*The input*
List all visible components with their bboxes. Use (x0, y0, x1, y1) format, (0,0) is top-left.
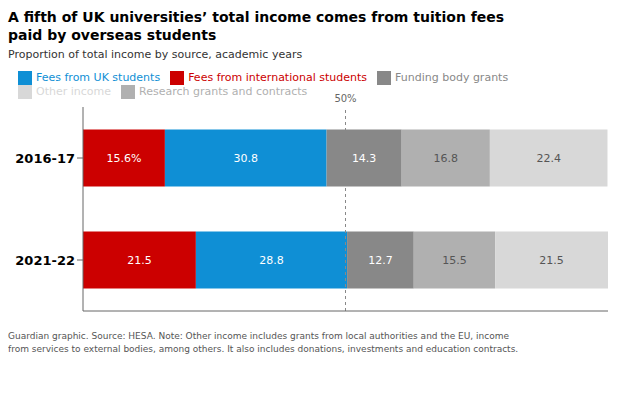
svg-text:16.8: 16.8 (434, 152, 459, 165)
html-text:Other income: Other income (36, 85, 111, 98)
svg-text:2021-22: 2021-22 (15, 253, 75, 268)
svg-text:21.5: 21.5 (127, 254, 152, 267)
html-text:Fees from international studen: Fees from international students (188, 71, 367, 84)
svg-text:14.3: 14.3 (352, 152, 377, 165)
svg-text:12.7: 12.7 (368, 254, 393, 267)
svg-text:21.5: 21.5 (539, 254, 564, 267)
html-text:Research grants and contracts: Research grants and contracts (139, 85, 308, 98)
svg-text:30.8: 30.8 (234, 152, 259, 165)
html-text:A fifth of UK universities’ to: A fifth of UK universities’ total income… (8, 9, 505, 43)
svg-text:50%: 50% (334, 93, 356, 104)
svg-text:2016-17: 2016-17 (15, 151, 75, 166)
html-text:Funding body grants: Funding body grants (395, 71, 509, 84)
html-text:Guardian graphic. Source: HESA: Guardian graphic. Source: HESA. Note: Ot… (8, 331, 519, 354)
svg-text:15.5: 15.5 (442, 254, 467, 267)
html-text:Proportion of total income by: Proportion of total income by source, ac… (8, 48, 303, 61)
svg-text:28.8: 28.8 (259, 254, 284, 267)
html-text:Fees from UK students: Fees from UK students (36, 71, 161, 84)
svg-text:22.4: 22.4 (536, 152, 561, 165)
svg-text:15.6%: 15.6% (106, 152, 141, 165)
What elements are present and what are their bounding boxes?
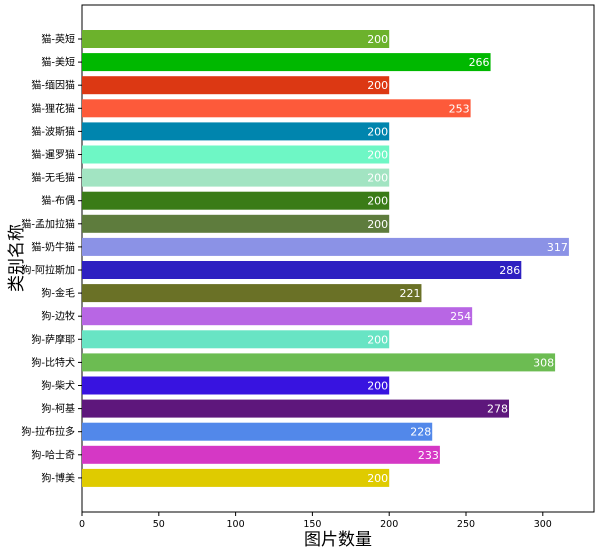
x-axis-title: 图片数量 bbox=[304, 530, 372, 550]
category-label: 猫-狸花猫 bbox=[31, 102, 75, 115]
category-label: 猫-波斯猫 bbox=[31, 125, 75, 138]
bar bbox=[82, 422, 433, 441]
bar bbox=[82, 237, 569, 256]
x-tick-label: 250 bbox=[457, 519, 475, 530]
bar bbox=[82, 330, 390, 349]
category-label: 猫-布偶 bbox=[41, 194, 75, 207]
bar bbox=[82, 30, 390, 48]
x-tick-label: 0 bbox=[79, 519, 85, 530]
bar bbox=[82, 76, 390, 95]
category-label: 猫-美短 bbox=[41, 56, 75, 69]
category-label: 狗-哈士奇 bbox=[31, 448, 75, 461]
x-tick-label: 150 bbox=[303, 519, 321, 530]
x-tick-label: 300 bbox=[534, 519, 552, 530]
bar bbox=[82, 261, 522, 279]
value-label: 200 bbox=[367, 195, 388, 208]
value-label: 200 bbox=[367, 79, 388, 92]
category-label: 狗-阿拉斯加 bbox=[21, 264, 75, 277]
category-label: 狗-柴犬 bbox=[41, 379, 75, 392]
bar bbox=[82, 468, 390, 487]
category-label: 猫-无毛猫 bbox=[31, 171, 75, 184]
category-label: 狗-萨摩耶 bbox=[31, 333, 75, 346]
x-axis: 0 50 100 150 200 250 300 bbox=[79, 512, 552, 530]
bar bbox=[82, 145, 390, 164]
value-label: 221 bbox=[399, 287, 420, 300]
value-label: 200 bbox=[367, 218, 388, 231]
x-tick-label: 100 bbox=[227, 519, 245, 530]
value-label: 278 bbox=[487, 403, 508, 416]
bar bbox=[82, 214, 390, 233]
bar bbox=[82, 99, 471, 118]
plot-frame bbox=[81, 4, 595, 513]
value-label: 317 bbox=[547, 241, 568, 254]
category-label: 狗-金毛 bbox=[41, 287, 75, 300]
bar bbox=[82, 122, 390, 141]
category-label: 猫-缅因猫 bbox=[31, 79, 75, 92]
category-label: 狗-边牧 bbox=[41, 310, 75, 323]
bar bbox=[82, 399, 510, 418]
value-label: 200 bbox=[367, 333, 388, 346]
value-label: 266 bbox=[469, 56, 490, 69]
bar bbox=[82, 284, 422, 303]
y-axis-title: 类别名称 bbox=[7, 224, 27, 292]
value-label: 200 bbox=[367, 33, 388, 46]
value-labels-group: 200 266 200 253 200 200 200 200 200 317 286 221 254 2… bbox=[367, 33, 568, 485]
category-label: 狗-拉布拉多 bbox=[21, 425, 75, 438]
value-label: 253 bbox=[449, 102, 470, 115]
bar bbox=[82, 307, 473, 326]
category-label: 猫-暹罗猫 bbox=[31, 148, 75, 161]
bar bbox=[82, 191, 390, 210]
x-tick-label: 50 bbox=[153, 519, 165, 530]
bar bbox=[82, 353, 556, 372]
y-axis: 猫-英短猫-美短猫-缅因猫猫-狸花猫猫-波斯猫猫-暹罗猫猫-无毛猫猫-布偶猫-孟… bbox=[21, 33, 82, 484]
value-label: 308 bbox=[533, 356, 554, 369]
value-label: 200 bbox=[367, 149, 388, 162]
value-label: 200 bbox=[367, 125, 388, 138]
bar bbox=[82, 168, 390, 187]
category-label: 猫-孟加拉猫 bbox=[21, 217, 75, 230]
value-label: 286 bbox=[499, 264, 520, 277]
bar bbox=[82, 445, 440, 464]
value-label: 254 bbox=[450, 310, 471, 323]
bar bbox=[82, 53, 491, 72]
category-label: 猫-奶牛猫 bbox=[31, 240, 75, 253]
bars-group bbox=[82, 30, 569, 487]
plot-area: 200 266 200 253 200 200 200 200 200 317 286 221 254 2… bbox=[81, 4, 595, 513]
value-label: 200 bbox=[367, 172, 388, 185]
category-label: 狗-比特犬 bbox=[31, 356, 75, 369]
value-label: 200 bbox=[367, 472, 388, 485]
category-label: 狗-柯基 bbox=[41, 402, 75, 415]
bar bbox=[82, 376, 390, 395]
value-label: 200 bbox=[367, 380, 388, 393]
value-label: 233 bbox=[418, 449, 439, 462]
value-label: 228 bbox=[410, 426, 431, 439]
category-label: 猫-英短 bbox=[41, 33, 75, 46]
x-tick-label: 200 bbox=[380, 519, 398, 530]
category-label: 狗-博美 bbox=[41, 471, 75, 484]
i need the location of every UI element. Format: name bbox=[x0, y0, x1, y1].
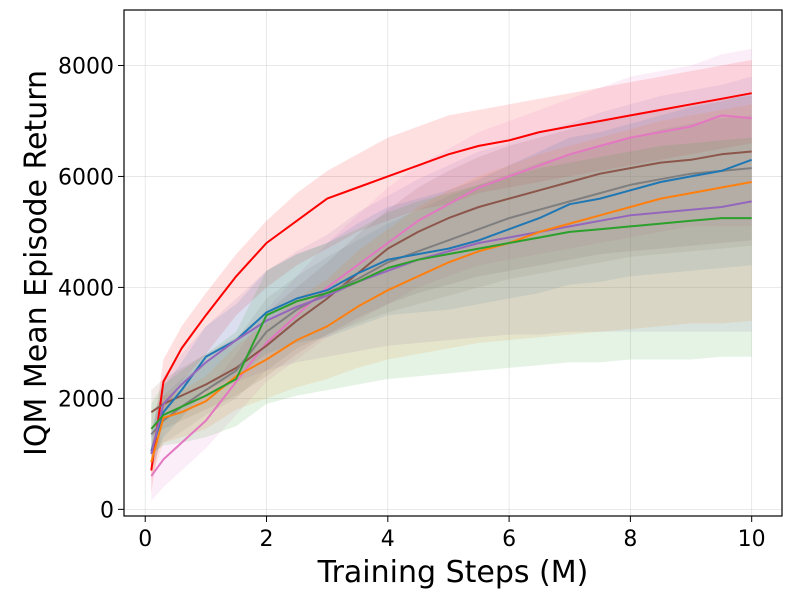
x-tick-label: 4 bbox=[381, 527, 395, 552]
series-purple-line bbox=[150, 200, 752, 455]
series-purple-band bbox=[151, 76, 752, 474]
series-blue-band bbox=[151, 93, 752, 471]
y-tick-label: 0 bbox=[100, 498, 114, 523]
series-blue-line bbox=[150, 158, 753, 452]
series-green-band bbox=[151, 137, 752, 454]
series-lines bbox=[150, 92, 753, 477]
axis-ticks: 0 2 4 6 8 10 0 2000 4000 6000 8000 bbox=[58, 54, 766, 552]
y-tick-label: 6000 bbox=[58, 165, 114, 190]
x-tick-label: 10 bbox=[738, 527, 766, 552]
series-pink-line bbox=[150, 114, 752, 477]
y-axis-label: IQM Mean Episode Return bbox=[19, 70, 54, 456]
x-tick-label: 6 bbox=[502, 527, 516, 552]
y-tick-label: 2000 bbox=[58, 387, 114, 412]
y-tick-label: 4000 bbox=[58, 276, 114, 301]
x-tick-label: 0 bbox=[138, 527, 152, 552]
series-orange-line bbox=[150, 181, 752, 463]
series-red-line bbox=[150, 92, 752, 471]
x-axis-label: Training Steps (M) bbox=[317, 555, 589, 590]
plot-frame bbox=[123, 9, 783, 517]
y-tick-label: 8000 bbox=[58, 54, 114, 79]
confidence-bands bbox=[151, 48, 752, 502]
series-brown-line bbox=[150, 150, 752, 414]
series-gray-band bbox=[151, 115, 752, 457]
x-tick-label: 8 bbox=[623, 527, 637, 552]
series-red-band bbox=[151, 59, 752, 493]
series-brown-band bbox=[151, 96, 752, 438]
series-pink-band bbox=[151, 48, 752, 502]
series-green-line bbox=[150, 217, 752, 430]
x-tick-label: 2 bbox=[260, 527, 274, 552]
series-gray-line bbox=[150, 167, 752, 436]
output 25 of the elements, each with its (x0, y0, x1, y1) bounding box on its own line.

*Task*
In the material, begin at the line that has "x-axis-title: 图片数量 bbox=[304, 530, 372, 550]" and stop after the line that has "x-tick-label: 250 bbox=[457, 519, 475, 530]". Write out only those lines, swapping "x-axis-title" for "horizontal-axis-title" and keeping everything else as it is.

*Full response*
horizontal-axis-title: 图片数量 bbox=[304, 530, 372, 550]
category-label: 猫-狸花猫 bbox=[31, 102, 75, 115]
category-label: 猫-波斯猫 bbox=[31, 125, 75, 138]
bar bbox=[82, 422, 433, 441]
bar bbox=[82, 237, 569, 256]
x-tick-label: 250 bbox=[457, 519, 475, 530]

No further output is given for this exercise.